* [GOAL OF THE EXERCISE] Type out the data exactly as given. Skip any image.

* [EXTRACTED MATERIAL]
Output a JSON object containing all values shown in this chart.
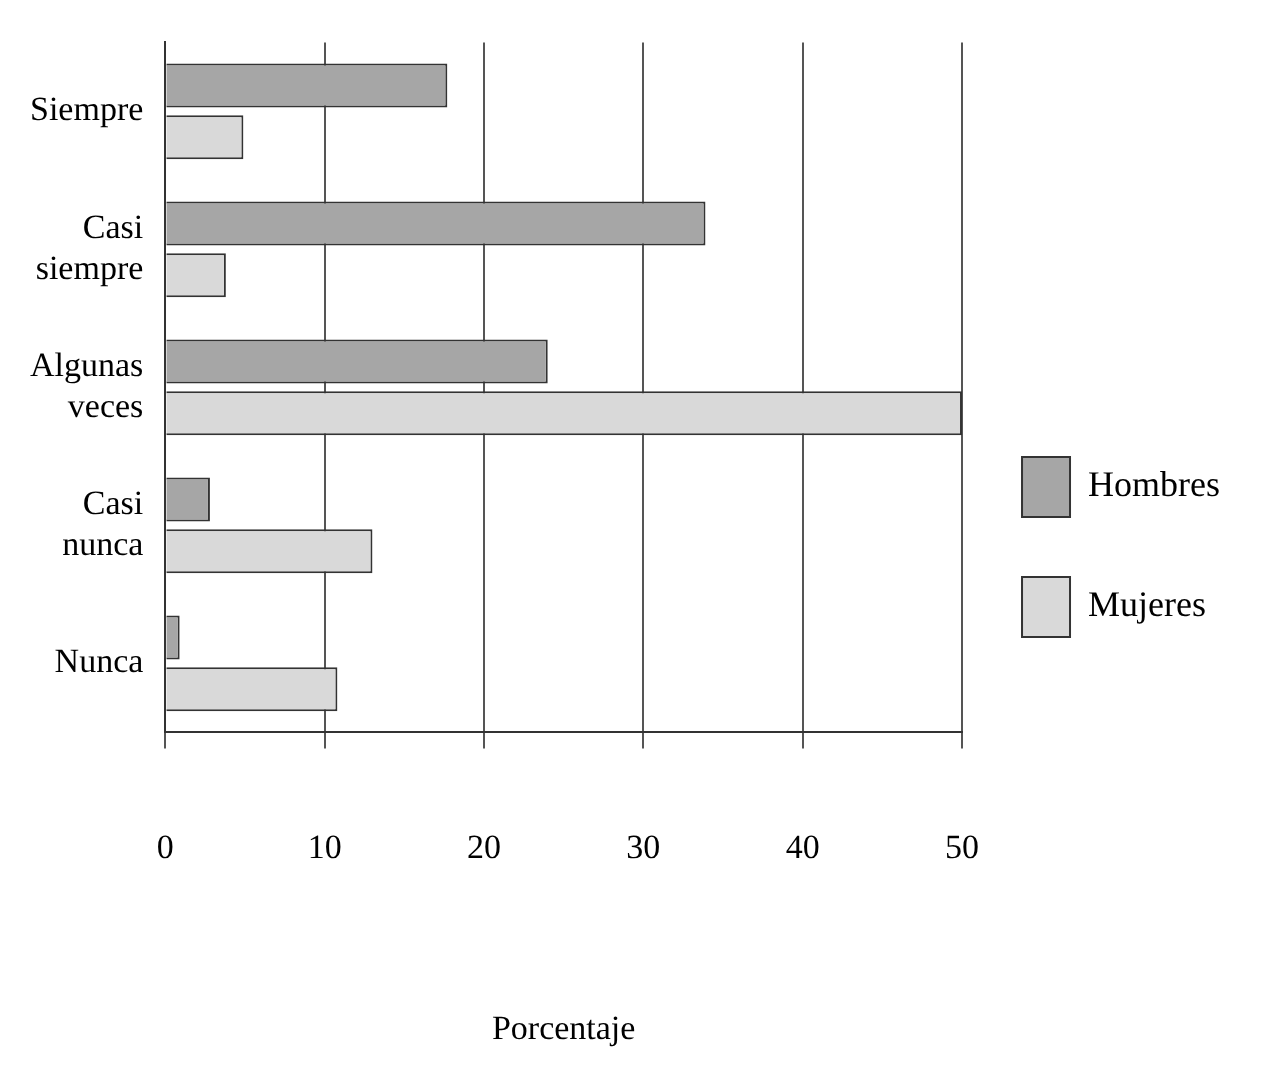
{
  "chart_data": {
    "type": "bar",
    "orientation": "horizontal",
    "xlabel": "Porcentaje",
    "categories": [
      "Siempre",
      "Casi siempre",
      "Algunas veces",
      "Casi nunca",
      "Nunca"
    ],
    "series": [
      {
        "name": "Hombres",
        "color": "#a6a6a6",
        "values": [
          17.7,
          33.9,
          24,
          2.8,
          0.9
        ]
      },
      {
        "name": "Mujeres",
        "color": "#d9d9d9",
        "values": [
          4.9,
          3.8,
          50,
          13,
          10.8
        ]
      }
    ],
    "xlim": [
      0,
      50
    ],
    "xticks": [
      0,
      10,
      20,
      30,
      40,
      50
    ],
    "grid": "x",
    "legend": "right"
  }
}
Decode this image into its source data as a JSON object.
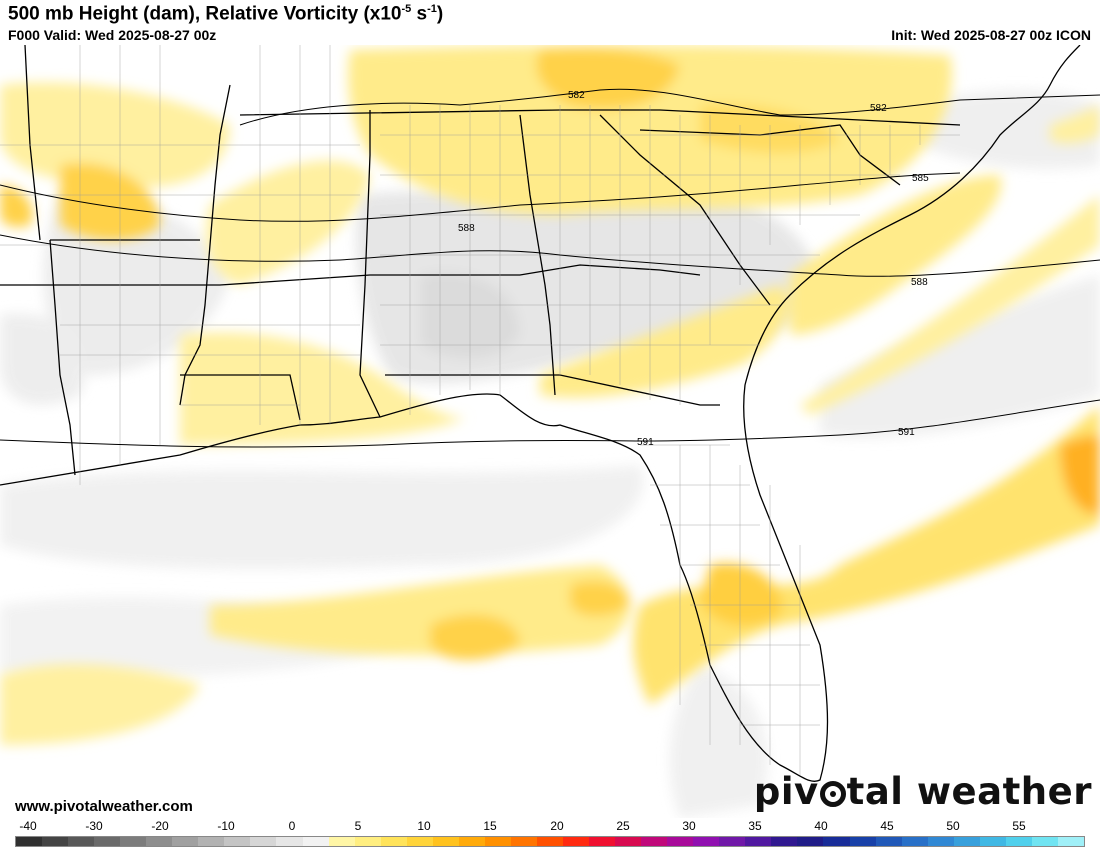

* [THE REPLY]
Output a JSON object containing all values shown in this chart.
{
  "chart_data": {
    "type": "bar",
    "orientation": "horizontal",
    "xlabel": "Porcentaje",
    "categories": [
      "Siempre",
      "Casi siempre",
      "Algunas veces",
      "Casi nunca",
      "Nunca"
    ],
    "series": [
      {
        "name": "Hombres",
        "color": "#a6a6a6",
        "values": [
          17.7,
          33.9,
          24,
          2.8,
          0.9
        ]
      },
      {
        "name": "Mujeres",
        "color": "#d9d9d9",
        "values": [
          4.9,
          3.8,
          50,
          13,
          10.8
        ]
      }
    ],
    "xlim": [
      0,
      50
    ],
    "xticks": [
      0,
      10,
      20,
      30,
      40,
      50
    ],
    "grid": "x",
    "legend": "right"
  }
}
Decode this image into its source data as a JSON object.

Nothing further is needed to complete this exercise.